- _Directives_:
[1] In the article on France's nuclear power below, what share of the power sector does France aim to reduce nuclear to, and by what year?
[2] Resume the article on France's nuclear outages and fossil-fired electricity after its last sentence.

- _Document extract_:
+---+
At present, 21 of France’s 58 nuclear reactors are offline. The country’s power prices have skyrocketed, as have imports. Power from fossil fuel is increasing, and the country has now postponed its plans to implement a floor price on carbon. Craig Morris explains why.
The Blayais nuclear power plant in France (photo by Pierre-Alan Dorange, edited, CC BY-SA 3.0)“Nuclear doesn’t need coal as a backup like renewables do in Germany,” reads one comment meme (such as in the comments here). The reading is already silly: Germany backs up renewables with coal because it has cheap coal; if it had gas (or hydro), it would back them up with that. But now, news from France indicates that the model country for nuclear is itself slipping back into fossil.
In September, the French generated more power from fossil fuel than in any September since 1984, according to Bloomberg. Back then, the news would have surprised France; after all, the government planned to build 170 reactors by 2000 and become fully nuclear for all energy (not just electricity). It never got far beyond 40 percent nuclear and now aims to reduce the share of nuclear in the power sector from 75 to 50 percent by 2025.
On the other hand, the situation may not be as dire as Bloomberg says. As the chart below shows based on the official raw data, there is a clear downward trend in fossil-fired electricity in France over the past six years; indeed, the “spike” in September is hardly noticeable.
The focus on September is important because monthly power consumption swings with the seasons. It rises as cold weather sets in, mainly due to demand for heat from electricity and for lighting. So the question is whether France is switching more to fossil fuels—and why.
+---+
[Boxed element entries]
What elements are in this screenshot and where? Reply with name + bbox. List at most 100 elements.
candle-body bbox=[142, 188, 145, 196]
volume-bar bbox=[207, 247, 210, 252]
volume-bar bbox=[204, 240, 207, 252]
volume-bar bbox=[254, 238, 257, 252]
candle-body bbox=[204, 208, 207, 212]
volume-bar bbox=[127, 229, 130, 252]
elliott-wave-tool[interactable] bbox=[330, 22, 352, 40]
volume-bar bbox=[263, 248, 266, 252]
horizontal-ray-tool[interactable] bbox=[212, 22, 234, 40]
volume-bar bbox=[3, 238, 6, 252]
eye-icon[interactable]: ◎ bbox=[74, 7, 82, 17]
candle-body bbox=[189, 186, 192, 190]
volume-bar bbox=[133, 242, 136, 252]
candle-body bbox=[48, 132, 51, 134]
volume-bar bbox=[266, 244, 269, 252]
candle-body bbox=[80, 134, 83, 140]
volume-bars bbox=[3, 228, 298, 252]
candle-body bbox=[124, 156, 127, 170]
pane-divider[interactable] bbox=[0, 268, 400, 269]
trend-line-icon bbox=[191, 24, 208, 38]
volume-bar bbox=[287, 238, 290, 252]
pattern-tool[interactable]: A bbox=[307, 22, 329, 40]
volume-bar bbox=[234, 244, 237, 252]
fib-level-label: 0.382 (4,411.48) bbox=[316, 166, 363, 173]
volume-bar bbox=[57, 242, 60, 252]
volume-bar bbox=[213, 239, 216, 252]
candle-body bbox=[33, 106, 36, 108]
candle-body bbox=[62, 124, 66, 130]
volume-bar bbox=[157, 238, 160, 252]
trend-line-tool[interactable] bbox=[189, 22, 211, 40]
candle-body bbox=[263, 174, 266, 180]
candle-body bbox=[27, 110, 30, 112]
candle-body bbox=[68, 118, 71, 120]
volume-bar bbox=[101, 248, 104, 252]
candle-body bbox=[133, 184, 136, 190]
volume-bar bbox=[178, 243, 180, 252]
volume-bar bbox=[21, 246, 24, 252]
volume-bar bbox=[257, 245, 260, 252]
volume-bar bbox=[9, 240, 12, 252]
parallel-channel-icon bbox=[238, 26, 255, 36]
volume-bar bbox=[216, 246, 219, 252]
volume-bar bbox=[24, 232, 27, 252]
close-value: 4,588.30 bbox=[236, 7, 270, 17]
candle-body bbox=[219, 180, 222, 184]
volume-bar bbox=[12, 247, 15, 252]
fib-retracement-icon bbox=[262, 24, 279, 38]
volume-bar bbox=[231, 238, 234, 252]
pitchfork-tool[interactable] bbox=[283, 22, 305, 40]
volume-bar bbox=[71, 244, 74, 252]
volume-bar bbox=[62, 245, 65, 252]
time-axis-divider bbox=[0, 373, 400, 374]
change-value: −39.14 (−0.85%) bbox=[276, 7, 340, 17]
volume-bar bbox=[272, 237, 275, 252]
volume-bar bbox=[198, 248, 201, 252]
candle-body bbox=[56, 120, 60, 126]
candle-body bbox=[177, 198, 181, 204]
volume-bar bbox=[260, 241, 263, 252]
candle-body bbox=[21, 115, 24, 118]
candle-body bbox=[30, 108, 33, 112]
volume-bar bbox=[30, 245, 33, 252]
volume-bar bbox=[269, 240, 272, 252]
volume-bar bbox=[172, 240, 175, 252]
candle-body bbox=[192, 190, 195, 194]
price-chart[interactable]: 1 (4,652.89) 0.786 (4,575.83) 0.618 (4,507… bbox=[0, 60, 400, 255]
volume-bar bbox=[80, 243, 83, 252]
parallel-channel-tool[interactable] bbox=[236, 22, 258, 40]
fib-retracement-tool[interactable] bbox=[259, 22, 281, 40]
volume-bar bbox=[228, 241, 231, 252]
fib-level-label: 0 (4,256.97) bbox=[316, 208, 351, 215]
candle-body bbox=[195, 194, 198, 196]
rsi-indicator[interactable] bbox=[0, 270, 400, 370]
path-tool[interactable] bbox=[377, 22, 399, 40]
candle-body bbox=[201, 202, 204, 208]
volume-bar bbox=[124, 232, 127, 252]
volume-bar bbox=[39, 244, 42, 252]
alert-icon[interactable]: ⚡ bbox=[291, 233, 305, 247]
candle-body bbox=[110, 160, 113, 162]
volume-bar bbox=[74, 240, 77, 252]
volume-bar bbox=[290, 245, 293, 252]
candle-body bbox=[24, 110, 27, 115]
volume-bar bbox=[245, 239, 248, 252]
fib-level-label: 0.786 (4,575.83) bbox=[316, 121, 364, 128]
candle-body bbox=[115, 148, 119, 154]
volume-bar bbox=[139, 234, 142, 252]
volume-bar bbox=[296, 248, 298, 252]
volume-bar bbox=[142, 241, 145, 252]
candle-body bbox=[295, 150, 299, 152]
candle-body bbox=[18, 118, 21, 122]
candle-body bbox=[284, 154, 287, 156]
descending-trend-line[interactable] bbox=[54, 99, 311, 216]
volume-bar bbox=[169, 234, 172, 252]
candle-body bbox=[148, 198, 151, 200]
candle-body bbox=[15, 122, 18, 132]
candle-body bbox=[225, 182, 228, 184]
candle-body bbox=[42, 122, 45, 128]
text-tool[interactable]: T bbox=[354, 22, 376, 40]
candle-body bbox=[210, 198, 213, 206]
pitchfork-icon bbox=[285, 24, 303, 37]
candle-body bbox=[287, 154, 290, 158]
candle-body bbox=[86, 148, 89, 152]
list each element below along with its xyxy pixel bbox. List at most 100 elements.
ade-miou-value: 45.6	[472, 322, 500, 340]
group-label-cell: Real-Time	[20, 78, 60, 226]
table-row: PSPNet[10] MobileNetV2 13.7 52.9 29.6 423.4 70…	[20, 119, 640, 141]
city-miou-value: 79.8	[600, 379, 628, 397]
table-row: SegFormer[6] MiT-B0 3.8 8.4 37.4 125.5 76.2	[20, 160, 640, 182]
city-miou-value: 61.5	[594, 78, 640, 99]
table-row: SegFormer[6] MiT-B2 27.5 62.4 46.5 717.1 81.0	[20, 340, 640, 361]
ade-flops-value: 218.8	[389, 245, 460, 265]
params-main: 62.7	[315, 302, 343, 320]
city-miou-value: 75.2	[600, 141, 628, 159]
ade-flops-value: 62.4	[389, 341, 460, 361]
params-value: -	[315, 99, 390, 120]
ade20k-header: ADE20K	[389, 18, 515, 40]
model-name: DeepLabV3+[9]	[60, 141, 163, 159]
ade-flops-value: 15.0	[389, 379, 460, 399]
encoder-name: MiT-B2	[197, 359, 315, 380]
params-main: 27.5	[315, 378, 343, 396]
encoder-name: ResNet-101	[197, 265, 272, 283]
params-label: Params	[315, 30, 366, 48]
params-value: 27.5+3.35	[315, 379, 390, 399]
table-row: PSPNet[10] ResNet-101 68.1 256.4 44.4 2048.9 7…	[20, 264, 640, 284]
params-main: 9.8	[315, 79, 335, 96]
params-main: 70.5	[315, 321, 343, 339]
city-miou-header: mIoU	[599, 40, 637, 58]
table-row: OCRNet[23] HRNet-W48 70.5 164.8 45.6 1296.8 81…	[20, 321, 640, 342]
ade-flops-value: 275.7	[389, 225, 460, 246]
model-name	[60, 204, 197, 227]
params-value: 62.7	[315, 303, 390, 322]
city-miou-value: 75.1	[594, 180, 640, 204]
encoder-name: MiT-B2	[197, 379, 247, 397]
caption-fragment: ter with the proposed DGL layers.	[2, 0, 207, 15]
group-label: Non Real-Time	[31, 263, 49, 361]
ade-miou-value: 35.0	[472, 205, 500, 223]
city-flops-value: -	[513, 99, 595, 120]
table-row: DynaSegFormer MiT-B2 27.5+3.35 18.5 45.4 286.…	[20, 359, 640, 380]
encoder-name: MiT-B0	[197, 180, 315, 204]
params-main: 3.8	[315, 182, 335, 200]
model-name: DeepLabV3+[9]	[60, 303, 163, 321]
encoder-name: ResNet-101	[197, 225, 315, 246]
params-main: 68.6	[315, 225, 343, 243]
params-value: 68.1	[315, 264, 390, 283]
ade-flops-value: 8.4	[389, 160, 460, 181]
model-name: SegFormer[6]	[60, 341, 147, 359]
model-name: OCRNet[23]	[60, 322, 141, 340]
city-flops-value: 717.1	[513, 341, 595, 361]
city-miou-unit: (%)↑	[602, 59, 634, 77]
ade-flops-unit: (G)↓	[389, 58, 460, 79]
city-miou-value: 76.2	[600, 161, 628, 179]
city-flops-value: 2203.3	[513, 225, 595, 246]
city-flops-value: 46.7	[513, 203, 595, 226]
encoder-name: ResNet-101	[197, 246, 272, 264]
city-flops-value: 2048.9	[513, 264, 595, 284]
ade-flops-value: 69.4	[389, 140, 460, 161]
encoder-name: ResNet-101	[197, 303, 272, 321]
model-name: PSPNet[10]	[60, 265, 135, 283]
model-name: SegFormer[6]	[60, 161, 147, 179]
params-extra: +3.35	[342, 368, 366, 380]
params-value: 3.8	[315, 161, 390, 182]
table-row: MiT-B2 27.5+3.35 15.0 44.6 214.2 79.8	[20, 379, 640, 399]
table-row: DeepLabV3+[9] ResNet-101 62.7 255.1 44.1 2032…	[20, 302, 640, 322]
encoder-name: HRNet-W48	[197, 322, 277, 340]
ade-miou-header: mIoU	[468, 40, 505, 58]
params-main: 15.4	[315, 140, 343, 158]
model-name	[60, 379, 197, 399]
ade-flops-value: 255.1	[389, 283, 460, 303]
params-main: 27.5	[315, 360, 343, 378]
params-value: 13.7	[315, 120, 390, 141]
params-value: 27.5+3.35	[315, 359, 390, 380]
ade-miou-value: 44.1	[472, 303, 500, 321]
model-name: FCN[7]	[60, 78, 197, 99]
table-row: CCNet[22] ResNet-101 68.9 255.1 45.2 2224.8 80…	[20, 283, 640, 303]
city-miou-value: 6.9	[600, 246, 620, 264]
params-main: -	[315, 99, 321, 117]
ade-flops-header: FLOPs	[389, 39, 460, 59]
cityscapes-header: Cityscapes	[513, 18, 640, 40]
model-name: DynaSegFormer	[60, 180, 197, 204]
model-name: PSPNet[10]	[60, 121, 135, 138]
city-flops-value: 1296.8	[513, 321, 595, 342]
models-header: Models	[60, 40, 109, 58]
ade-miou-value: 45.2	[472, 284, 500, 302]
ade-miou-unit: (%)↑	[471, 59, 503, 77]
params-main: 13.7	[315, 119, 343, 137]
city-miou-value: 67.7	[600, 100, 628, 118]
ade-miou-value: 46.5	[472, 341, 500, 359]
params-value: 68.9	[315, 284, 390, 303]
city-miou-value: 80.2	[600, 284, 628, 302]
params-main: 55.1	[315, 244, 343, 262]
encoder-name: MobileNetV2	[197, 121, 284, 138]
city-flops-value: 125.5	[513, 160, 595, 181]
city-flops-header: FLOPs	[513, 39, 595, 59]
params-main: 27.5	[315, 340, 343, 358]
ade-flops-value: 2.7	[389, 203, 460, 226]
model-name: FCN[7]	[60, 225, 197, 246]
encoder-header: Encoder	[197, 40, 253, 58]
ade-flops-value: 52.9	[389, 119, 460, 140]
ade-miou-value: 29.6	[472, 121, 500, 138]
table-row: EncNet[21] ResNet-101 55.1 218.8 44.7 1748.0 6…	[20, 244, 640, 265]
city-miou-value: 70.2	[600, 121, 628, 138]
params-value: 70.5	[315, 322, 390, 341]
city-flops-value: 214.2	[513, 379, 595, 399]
+---+
- _Answers by task_:
[1] France aims to cut nuclear's share from 75 percent to 50 percent by 2025.

[2]
The short answer is: it can’t switch. France only has 2.9 GW of coal-fired capacity left. And it takes years to build new coal plants (which, it should be remembered, no one has proposed). What’s more, Uniper (a German firm, formerly Eon) says it will close down its coal facilities in France if the country adopts a floor price for carbon like the UK has (strangely, the firm is still in the UK). Nonetheless, this threat and others from industry is one reason why the French government backed down from a proposed carbon floor price in October. But clearly, France won’t return to coal, which it does not have.
But why the dip in nuclear? The ASN, which regulates French nuclear reactors, is becoming a fierce watchdog. In mid-October, it demanded the closure of five of the eighteen reactors it is investigating based on safety reasons (report in French). A total of 21 reactors are now offline, and the French are starting to worry about power outages in the winter, with the head of French utility EDF (which operates all of the reactors) saying at least four but possibly up to twelve units will not be available this winter (report in French).
France may not be able to import enough electricity in case of a shortfall, either. Back in February 2012 (yes, the winter after Fukushima, when many claimed Germany would rely on its nuclear neighbors), power lines from Germany to France were maxed out. Germany saved France from an outage then, and there was no shortfall in French nuclear power production at the time. A bitter cold spell would indeed be challenging.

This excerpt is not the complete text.